Aim |
Copy down all of the data underneath, exactly as shown.

Dataset entries:
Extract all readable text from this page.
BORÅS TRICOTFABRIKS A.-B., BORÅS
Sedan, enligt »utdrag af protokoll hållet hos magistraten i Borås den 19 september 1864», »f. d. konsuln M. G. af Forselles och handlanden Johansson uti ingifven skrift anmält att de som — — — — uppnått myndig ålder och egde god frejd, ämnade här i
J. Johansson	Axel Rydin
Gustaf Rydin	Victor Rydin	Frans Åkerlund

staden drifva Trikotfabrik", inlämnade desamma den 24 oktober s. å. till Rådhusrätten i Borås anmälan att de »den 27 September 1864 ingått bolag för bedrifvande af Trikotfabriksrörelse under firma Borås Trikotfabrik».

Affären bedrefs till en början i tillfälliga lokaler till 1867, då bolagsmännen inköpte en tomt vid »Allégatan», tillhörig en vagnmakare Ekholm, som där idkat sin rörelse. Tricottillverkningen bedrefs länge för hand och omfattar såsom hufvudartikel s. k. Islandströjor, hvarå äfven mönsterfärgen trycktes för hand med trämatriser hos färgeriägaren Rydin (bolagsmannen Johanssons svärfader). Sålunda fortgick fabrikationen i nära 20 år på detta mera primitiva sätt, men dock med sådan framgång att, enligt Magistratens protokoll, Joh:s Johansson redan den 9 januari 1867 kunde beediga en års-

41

Result of the exercise |
Extract all readable text from this page.
BORÅS TRICOTFABRIKS A.-B., BORÅS
Sedan, enligt »utdrag af protokoll hållet hos magistraten i Borås den 19 september 1864», »f. d. konsuln M. G. af Forselles och handlanden Johansson uti ingifven skrift anmält att de som — — — — uppnått myndig ålder och egde god frejd, ämnade här i
J. Johansson	Axel Rydin
Gustaf Rydin	Victor Rydin	Frans Åkerlund

staden drifva Trikotfabrik", inlämnade desamma den 24 oktober s. å. till Rådhusrätten i Borås anmälan att de »den 27 September 1864 ingått bolag för bedrifvande af Trikotfabriksrörelse under firma Borås Trikotfabrik».

Affären bedrefs till en början i tillfälliga lokaler till 1867, då bolagsmännen inköpte en tomt vid »Allégatan», tillhörig en vagnmakare Ekholm, som där idkat sin rörelse. Tricottillverkningen bedrefs länge för hand och omfattar såsom hufvudartikel s. k. Islandströjor, hvarå äfven mönsterfärgen trycktes för hand med trämatriser hos färgeriägaren Rydin (bolagsmannen Johanssons svärfader). Sålunda fortgick fabrikationen i nära 20 år på detta mera primitiva sätt, men dock med sådan framgång att, enligt Magistratens protokoll, Joh:s Johansson redan den 9 januari 1867 kunde beediga en års-

41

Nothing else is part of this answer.